▸ Work to be completed
Every entry below should be transcribed exactly; pictures stay out of the copy.

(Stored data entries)
━━━━━━━━
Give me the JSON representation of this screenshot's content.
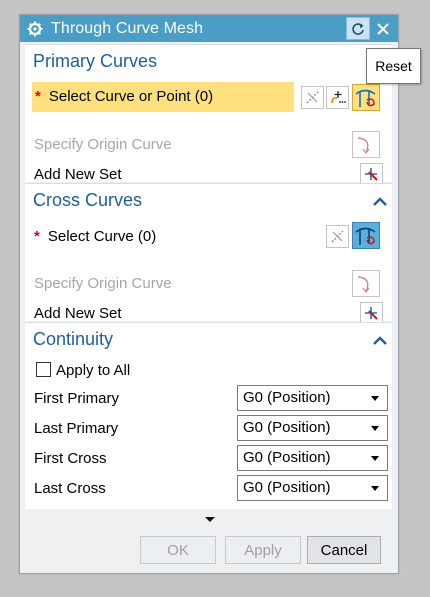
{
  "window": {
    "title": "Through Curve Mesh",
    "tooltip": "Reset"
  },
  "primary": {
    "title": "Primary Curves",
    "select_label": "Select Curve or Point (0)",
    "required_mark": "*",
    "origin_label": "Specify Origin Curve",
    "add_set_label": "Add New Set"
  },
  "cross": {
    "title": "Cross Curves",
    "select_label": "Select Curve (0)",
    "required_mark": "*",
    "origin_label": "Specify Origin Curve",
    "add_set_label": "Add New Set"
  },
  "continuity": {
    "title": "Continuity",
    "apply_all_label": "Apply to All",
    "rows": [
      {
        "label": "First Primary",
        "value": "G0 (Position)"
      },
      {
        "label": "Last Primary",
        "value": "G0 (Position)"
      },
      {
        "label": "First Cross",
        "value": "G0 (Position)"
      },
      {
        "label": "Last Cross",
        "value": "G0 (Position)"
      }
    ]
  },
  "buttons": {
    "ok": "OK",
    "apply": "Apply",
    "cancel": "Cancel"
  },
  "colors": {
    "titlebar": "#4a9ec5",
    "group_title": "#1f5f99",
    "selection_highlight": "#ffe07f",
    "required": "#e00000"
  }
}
━━━━━━━━
▸ The output
Give me the JSON representation of this screenshot's content.
{
  "window": {
    "title": "Through Curve Mesh",
    "tooltip": "Reset"
  },
  "primary": {
    "title": "Primary Curves",
    "select_label": "Select Curve or Point (0)",
    "required_mark": "*",
    "origin_label": "Specify Origin Curve",
    "add_set_label": "Add New Set"
  },
  "cross": {
    "title": "Cross Curves",
    "select_label": "Select Curve (0)",
    "required_mark": "*",
    "origin_label": "Specify Origin Curve",
    "add_set_label": "Add New Set"
  },
  "continuity": {
    "title": "Continuity",
    "apply_all_label": "Apply to All",
    "rows": [
      {
        "label": "First Primary",
        "value": "G0 (Position)"
      },
      {
        "label": "Last Primary",
        "value": "G0 (Position)"
      },
      {
        "label": "First Cross",
        "value": "G0 (Position)"
      },
      {
        "label": "Last Cross",
        "value": "G0 (Position)"
      }
    ]
  },
  "buttons": {
    "ok": "OK",
    "apply": "Apply",
    "cancel": "Cancel"
  },
  "colors": {
    "titlebar": "#4a9ec5",
    "group_title": "#1f5f99",
    "selection_highlight": "#ffe07f",
    "required": "#e00000"
  }
}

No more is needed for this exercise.